## AIM OF THE TASK
Omit all pictures, then retype the data exactly as given.

## DATA FOR THIS EXERCISE

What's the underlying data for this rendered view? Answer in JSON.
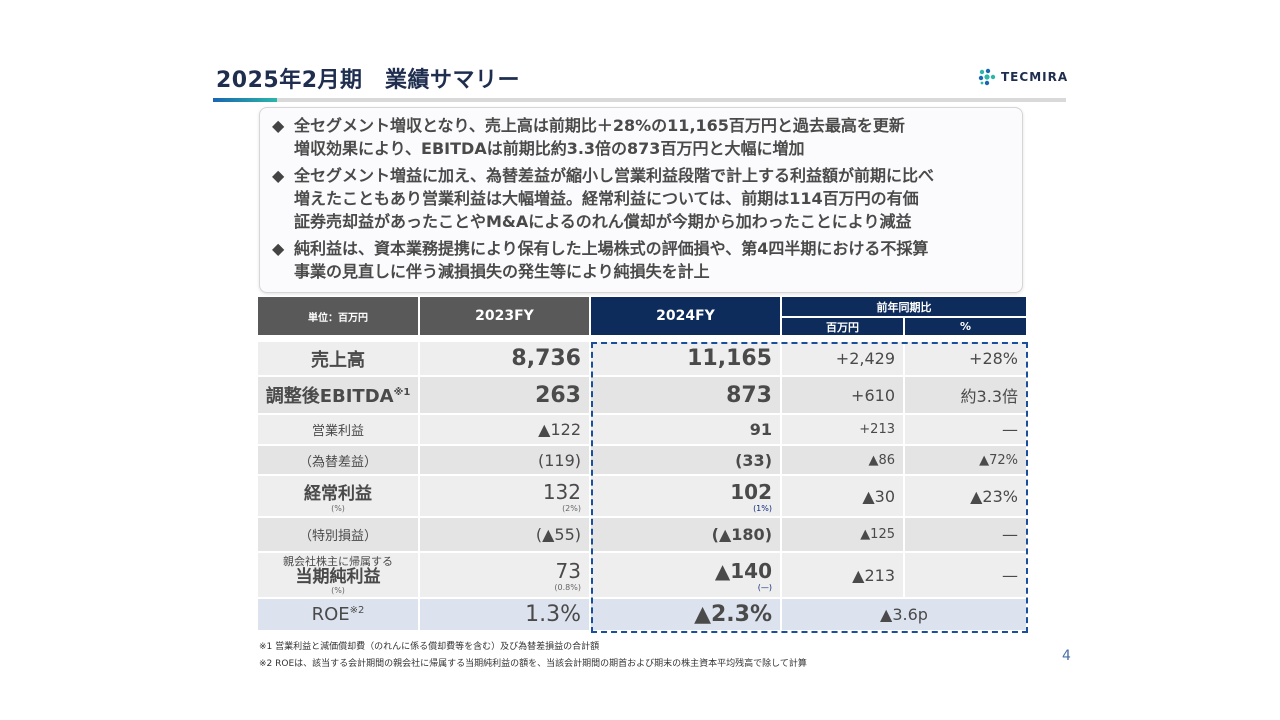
{
  "page": {
    "title": "2025年2月期　業績サマリー",
    "page_number": "4",
    "accent_colors": {
      "navy": "#0d2b5b",
      "gray_header": "#595959",
      "logo_teal": "#2bb6a8",
      "logo_blue": "#1a66b0"
    }
  },
  "logo": {
    "text": "TECMIRA",
    "icon": "tecmira-logo-icon"
  },
  "summary": [
    {
      "lines": [
        "全セグメント増収となり、売上高は前期比＋28%の11,165百万円と過去最高を更新",
        "増収効果により、EBITDAは前期比約3.3倍の873百万円と大幅に増加"
      ]
    },
    {
      "lines": [
        "全セグメント増益に加え、為替差益が縮小し営業利益段階で計上する利益額が前期に比べ",
        "増えたこともあり営業利益は大幅増益。経常利益については、前期は114百万円の有価",
        "証券売却益があったことやM&Aによるのれん償却が今期から加わったことにより減益"
      ]
    },
    {
      "lines": [
        "純利益は、資本業務提携により保有した上場株式の評価損や、第4四半期における不採算",
        "事業の見直しに伴う減損損失の発生等により純損失を計上"
      ]
    }
  ],
  "bullet_mark": "◆",
  "table": {
    "headers": {
      "unit": "単位：百万円",
      "fy2023": "2023FY",
      "fy2024": "2024FY",
      "yoy": "前年同期比",
      "yoy_amount": "百万円",
      "yoy_pct": "%"
    },
    "rows": [
      {
        "label": "売上高",
        "fy2023": "8,736",
        "fy2024": "11,165",
        "diff": "+2,429",
        "pct": "+28%"
      },
      {
        "label": "調整後EBITDA",
        "label_note": "※1",
        "fy2023": "263",
        "fy2024": "873",
        "diff": "+610",
        "pct": "約3.3倍"
      },
      {
        "label": "営業利益",
        "fy2023": "▲122",
        "fy2024": "91",
        "diff": "+213",
        "pct": "—"
      },
      {
        "label": "（為替差益）",
        "fy2023": "(119)",
        "fy2024": "(33)",
        "diff": "▲86",
        "pct": "▲72%"
      },
      {
        "label": "経常利益",
        "label_sub": "(%)",
        "fy2023": "132",
        "fy2023_sub": "(2%)",
        "fy2024": "102",
        "fy2024_sub": "(1%)",
        "diff": "▲30",
        "pct": "▲23%"
      },
      {
        "label": "（特別損益）",
        "fy2023": "(▲55)",
        "fy2024": "(▲180)",
        "diff": "▲125",
        "pct": "—"
      },
      {
        "label_top": "親会社株主に帰属する",
        "label": "当期純利益",
        "label_sub": "(%)",
        "fy2023": "73",
        "fy2023_sub": "(0.8%)",
        "fy2024": "▲140",
        "fy2024_sub": "(—)",
        "diff": "▲213",
        "pct": "—"
      },
      {
        "label": "ROE",
        "label_note": "※2",
        "fy2023": "1.3%",
        "fy2024": "▲2.3%",
        "diff_merged": "▲3.6p"
      }
    ]
  },
  "footnotes": [
    "※1 営業利益と減価償却費（のれんに係る償却費等を含む）及び為替差損益の合計額",
    "※2 ROEは、該当する会計期間の親会社に帰属する当期純利益の額を、当該会計期間の期首および期末の株主資本平均残高で除して計算"
  ]
}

## EXPECTED ANSWER
What's the underlying data for this rendered view? Answer in JSON.
{
  "page": {
    "title": "2025年2月期　業績サマリー",
    "page_number": "4",
    "accent_colors": {
      "navy": "#0d2b5b",
      "gray_header": "#595959",
      "logo_teal": "#2bb6a8",
      "logo_blue": "#1a66b0"
    }
  },
  "logo": {
    "text": "TECMIRA",
    "icon": "tecmira-logo-icon"
  },
  "summary": [
    {
      "lines": [
        "全セグメント増収となり、売上高は前期比＋28%の11,165百万円と過去最高を更新",
        "増収効果により、EBITDAは前期比約3.3倍の873百万円と大幅に増加"
      ]
    },
    {
      "lines": [
        "全セグメント増益に加え、為替差益が縮小し営業利益段階で計上する利益額が前期に比べ",
        "増えたこともあり営業利益は大幅増益。経常利益については、前期は114百万円の有価",
        "証券売却益があったことやM&Aによるのれん償却が今期から加わったことにより減益"
      ]
    },
    {
      "lines": [
        "純利益は、資本業務提携により保有した上場株式の評価損や、第4四半期における不採算",
        "事業の見直しに伴う減損損失の発生等により純損失を計上"
      ]
    }
  ],
  "bullet_mark": "◆",
  "table": {
    "headers": {
      "unit": "単位：百万円",
      "fy2023": "2023FY",
      "fy2024": "2024FY",
      "yoy": "前年同期比",
      "yoy_amount": "百万円",
      "yoy_pct": "%"
    },
    "rows": [
      {
        "label": "売上高",
        "fy2023": "8,736",
        "fy2024": "11,165",
        "diff": "+2,429",
        "pct": "+28%"
      },
      {
        "label": "調整後EBITDA",
        "label_note": "※1",
        "fy2023": "263",
        "fy2024": "873",
        "diff": "+610",
        "pct": "約3.3倍"
      },
      {
        "label": "営業利益",
        "fy2023": "▲122",
        "fy2024": "91",
        "diff": "+213",
        "pct": "—"
      },
      {
        "label": "（為替差益）",
        "fy2023": "(119)",
        "fy2024": "(33)",
        "diff": "▲86",
        "pct": "▲72%"
      },
      {
        "label": "経常利益",
        "label_sub": "(%)",
        "fy2023": "132",
        "fy2023_sub": "(2%)",
        "fy2024": "102",
        "fy2024_sub": "(1%)",
        "diff": "▲30",
        "pct": "▲23%"
      },
      {
        "label": "（特別損益）",
        "fy2023": "(▲55)",
        "fy2024": "(▲180)",
        "diff": "▲125",
        "pct": "—"
      },
      {
        "label_top": "親会社株主に帰属する",
        "label": "当期純利益",
        "label_sub": "(%)",
        "fy2023": "73",
        "fy2023_sub": "(0.8%)",
        "fy2024": "▲140",
        "fy2024_sub": "(—)",
        "diff": "▲213",
        "pct": "—"
      },
      {
        "label": "ROE",
        "label_note": "※2",
        "fy2023": "1.3%",
        "fy2024": "▲2.3%",
        "diff_merged": "▲3.6p"
      }
    ]
  },
  "footnotes": [
    "※1 営業利益と減価償却費（のれんに係る償却費等を含む）及び為替差損益の合計額",
    "※2 ROEは、該当する会計期間の親会社に帰属する当期純利益の額を、当該会計期間の期首および期末の株主資本平均残高で除して計算"
  ]
}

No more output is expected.